**Data for processing:**
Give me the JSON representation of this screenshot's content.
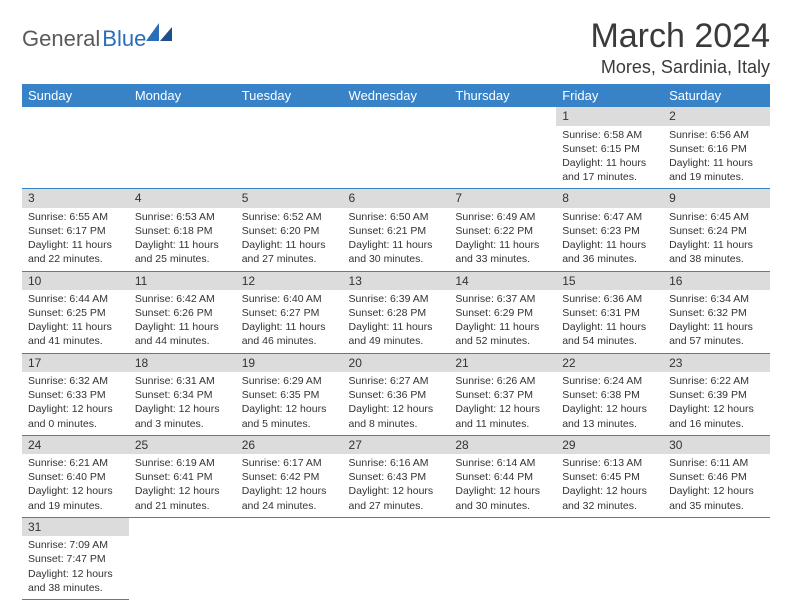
{
  "logo": {
    "text1": "General",
    "text2": "Blue"
  },
  "title": "March 2024",
  "location": "Mores, Sardinia, Italy",
  "day_headers": [
    "Sunday",
    "Monday",
    "Tuesday",
    "Wednesday",
    "Thursday",
    "Friday",
    "Saturday"
  ],
  "colors": {
    "header_bg": "#3883c7",
    "header_fg": "#ffffff",
    "daybar_bg": "#dcdcdc",
    "rule": "#3883c7",
    "logo_gray": "#5a5a5a",
    "logo_blue": "#2a6db8"
  },
  "layout": {
    "first_weekday_index": 5,
    "days_in_month": 31
  },
  "days": {
    "1": {
      "sunrise": "6:58 AM",
      "sunset": "6:15 PM",
      "daylight": "11 hours and 17 minutes."
    },
    "2": {
      "sunrise": "6:56 AM",
      "sunset": "6:16 PM",
      "daylight": "11 hours and 19 minutes."
    },
    "3": {
      "sunrise": "6:55 AM",
      "sunset": "6:17 PM",
      "daylight": "11 hours and 22 minutes."
    },
    "4": {
      "sunrise": "6:53 AM",
      "sunset": "6:18 PM",
      "daylight": "11 hours and 25 minutes."
    },
    "5": {
      "sunrise": "6:52 AM",
      "sunset": "6:20 PM",
      "daylight": "11 hours and 27 minutes."
    },
    "6": {
      "sunrise": "6:50 AM",
      "sunset": "6:21 PM",
      "daylight": "11 hours and 30 minutes."
    },
    "7": {
      "sunrise": "6:49 AM",
      "sunset": "6:22 PM",
      "daylight": "11 hours and 33 minutes."
    },
    "8": {
      "sunrise": "6:47 AM",
      "sunset": "6:23 PM",
      "daylight": "11 hours and 36 minutes."
    },
    "9": {
      "sunrise": "6:45 AM",
      "sunset": "6:24 PM",
      "daylight": "11 hours and 38 minutes."
    },
    "10": {
      "sunrise": "6:44 AM",
      "sunset": "6:25 PM",
      "daylight": "11 hours and 41 minutes."
    },
    "11": {
      "sunrise": "6:42 AM",
      "sunset": "6:26 PM",
      "daylight": "11 hours and 44 minutes."
    },
    "12": {
      "sunrise": "6:40 AM",
      "sunset": "6:27 PM",
      "daylight": "11 hours and 46 minutes."
    },
    "13": {
      "sunrise": "6:39 AM",
      "sunset": "6:28 PM",
      "daylight": "11 hours and 49 minutes."
    },
    "14": {
      "sunrise": "6:37 AM",
      "sunset": "6:29 PM",
      "daylight": "11 hours and 52 minutes."
    },
    "15": {
      "sunrise": "6:36 AM",
      "sunset": "6:31 PM",
      "daylight": "11 hours and 54 minutes."
    },
    "16": {
      "sunrise": "6:34 AM",
      "sunset": "6:32 PM",
      "daylight": "11 hours and 57 minutes."
    },
    "17": {
      "sunrise": "6:32 AM",
      "sunset": "6:33 PM",
      "daylight": "12 hours and 0 minutes."
    },
    "18": {
      "sunrise": "6:31 AM",
      "sunset": "6:34 PM",
      "daylight": "12 hours and 3 minutes."
    },
    "19": {
      "sunrise": "6:29 AM",
      "sunset": "6:35 PM",
      "daylight": "12 hours and 5 minutes."
    },
    "20": {
      "sunrise": "6:27 AM",
      "sunset": "6:36 PM",
      "daylight": "12 hours and 8 minutes."
    },
    "21": {
      "sunrise": "6:26 AM",
      "sunset": "6:37 PM",
      "daylight": "12 hours and 11 minutes."
    },
    "22": {
      "sunrise": "6:24 AM",
      "sunset": "6:38 PM",
      "daylight": "12 hours and 13 minutes."
    },
    "23": {
      "sunrise": "6:22 AM",
      "sunset": "6:39 PM",
      "daylight": "12 hours and 16 minutes."
    },
    "24": {
      "sunrise": "6:21 AM",
      "sunset": "6:40 PM",
      "daylight": "12 hours and 19 minutes."
    },
    "25": {
      "sunrise": "6:19 AM",
      "sunset": "6:41 PM",
      "daylight": "12 hours and 21 minutes."
    },
    "26": {
      "sunrise": "6:17 AM",
      "sunset": "6:42 PM",
      "daylight": "12 hours and 24 minutes."
    },
    "27": {
      "sunrise": "6:16 AM",
      "sunset": "6:43 PM",
      "daylight": "12 hours and 27 minutes."
    },
    "28": {
      "sunrise": "6:14 AM",
      "sunset": "6:44 PM",
      "daylight": "12 hours and 30 minutes."
    },
    "29": {
      "sunrise": "6:13 AM",
      "sunset": "6:45 PM",
      "daylight": "12 hours and 32 minutes."
    },
    "30": {
      "sunrise": "6:11 AM",
      "sunset": "6:46 PM",
      "daylight": "12 hours and 35 minutes."
    },
    "31": {
      "sunrise": "7:09 AM",
      "sunset": "7:47 PM",
      "daylight": "12 hours and 38 minutes."
    }
  },
  "labels": {
    "sunrise": "Sunrise: ",
    "sunset": "Sunset: ",
    "daylight": "Daylight: "
  }
}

**Stated goal:** Do not copy the pictures, but repeat every line exactly.

**The output:**
Give me the JSON representation of this screenshot's content.
{
  "logo": {
    "text1": "General",
    "text2": "Blue"
  },
  "title": "March 2024",
  "location": "Mores, Sardinia, Italy",
  "day_headers": [
    "Sunday",
    "Monday",
    "Tuesday",
    "Wednesday",
    "Thursday",
    "Friday",
    "Saturday"
  ],
  "colors": {
    "header_bg": "#3883c7",
    "header_fg": "#ffffff",
    "daybar_bg": "#dcdcdc",
    "rule": "#3883c7",
    "logo_gray": "#5a5a5a",
    "logo_blue": "#2a6db8"
  },
  "layout": {
    "first_weekday_index": 5,
    "days_in_month": 31
  },
  "days": {
    "1": {
      "sunrise": "6:58 AM",
      "sunset": "6:15 PM",
      "daylight": "11 hours and 17 minutes."
    },
    "2": {
      "sunrise": "6:56 AM",
      "sunset": "6:16 PM",
      "daylight": "11 hours and 19 minutes."
    },
    "3": {
      "sunrise": "6:55 AM",
      "sunset": "6:17 PM",
      "daylight": "11 hours and 22 minutes."
    },
    "4": {
      "sunrise": "6:53 AM",
      "sunset": "6:18 PM",
      "daylight": "11 hours and 25 minutes."
    },
    "5": {
      "sunrise": "6:52 AM",
      "sunset": "6:20 PM",
      "daylight": "11 hours and 27 minutes."
    },
    "6": {
      "sunrise": "6:50 AM",
      "sunset": "6:21 PM",
      "daylight": "11 hours and 30 minutes."
    },
    "7": {
      "sunrise": "6:49 AM",
      "sunset": "6:22 PM",
      "daylight": "11 hours and 33 minutes."
    },
    "8": {
      "sunrise": "6:47 AM",
      "sunset": "6:23 PM",
      "daylight": "11 hours and 36 minutes."
    },
    "9": {
      "sunrise": "6:45 AM",
      "sunset": "6:24 PM",
      "daylight": "11 hours and 38 minutes."
    },
    "10": {
      "sunrise": "6:44 AM",
      "sunset": "6:25 PM",
      "daylight": "11 hours and 41 minutes."
    },
    "11": {
      "sunrise": "6:42 AM",
      "sunset": "6:26 PM",
      "daylight": "11 hours and 44 minutes."
    },
    "12": {
      "sunrise": "6:40 AM",
      "sunset": "6:27 PM",
      "daylight": "11 hours and 46 minutes."
    },
    "13": {
      "sunrise": "6:39 AM",
      "sunset": "6:28 PM",
      "daylight": "11 hours and 49 minutes."
    },
    "14": {
      "sunrise": "6:37 AM",
      "sunset": "6:29 PM",
      "daylight": "11 hours and 52 minutes."
    },
    "15": {
      "sunrise": "6:36 AM",
      "sunset": "6:31 PM",
      "daylight": "11 hours and 54 minutes."
    },
    "16": {
      "sunrise": "6:34 AM",
      "sunset": "6:32 PM",
      "daylight": "11 hours and 57 minutes."
    },
    "17": {
      "sunrise": "6:32 AM",
      "sunset": "6:33 PM",
      "daylight": "12 hours and 0 minutes."
    },
    "18": {
      "sunrise": "6:31 AM",
      "sunset": "6:34 PM",
      "daylight": "12 hours and 3 minutes."
    },
    "19": {
      "sunrise": "6:29 AM",
      "sunset": "6:35 PM",
      "daylight": "12 hours and 5 minutes."
    },
    "20": {
      "sunrise": "6:27 AM",
      "sunset": "6:36 PM",
      "daylight": "12 hours and 8 minutes."
    },
    "21": {
      "sunrise": "6:26 AM",
      "sunset": "6:37 PM",
      "daylight": "12 hours and 11 minutes."
    },
    "22": {
      "sunrise": "6:24 AM",
      "sunset": "6:38 PM",
      "daylight": "12 hours and 13 minutes."
    },
    "23": {
      "sunrise": "6:22 AM",
      "sunset": "6:39 PM",
      "daylight": "12 hours and 16 minutes."
    },
    "24": {
      "sunrise": "6:21 AM",
      "sunset": "6:40 PM",
      "daylight": "12 hours and 19 minutes."
    },
    "25": {
      "sunrise": "6:19 AM",
      "sunset": "6:41 PM",
      "daylight": "12 hours and 21 minutes."
    },
    "26": {
      "sunrise": "6:17 AM",
      "sunset": "6:42 PM",
      "daylight": "12 hours and 24 minutes."
    },
    "27": {
      "sunrise": "6:16 AM",
      "sunset": "6:43 PM",
      "daylight": "12 hours and 27 minutes."
    },
    "28": {
      "sunrise": "6:14 AM",
      "sunset": "6:44 PM",
      "daylight": "12 hours and 30 minutes."
    },
    "29": {
      "sunrise": "6:13 AM",
      "sunset": "6:45 PM",
      "daylight": "12 hours and 32 minutes."
    },
    "30": {
      "sunrise": "6:11 AM",
      "sunset": "6:46 PM",
      "daylight": "12 hours and 35 minutes."
    },
    "31": {
      "sunrise": "7:09 AM",
      "sunset": "7:47 PM",
      "daylight": "12 hours and 38 minutes."
    }
  },
  "labels": {
    "sunrise": "Sunrise: ",
    "sunset": "Sunset: ",
    "daylight": "Daylight: "
  }
}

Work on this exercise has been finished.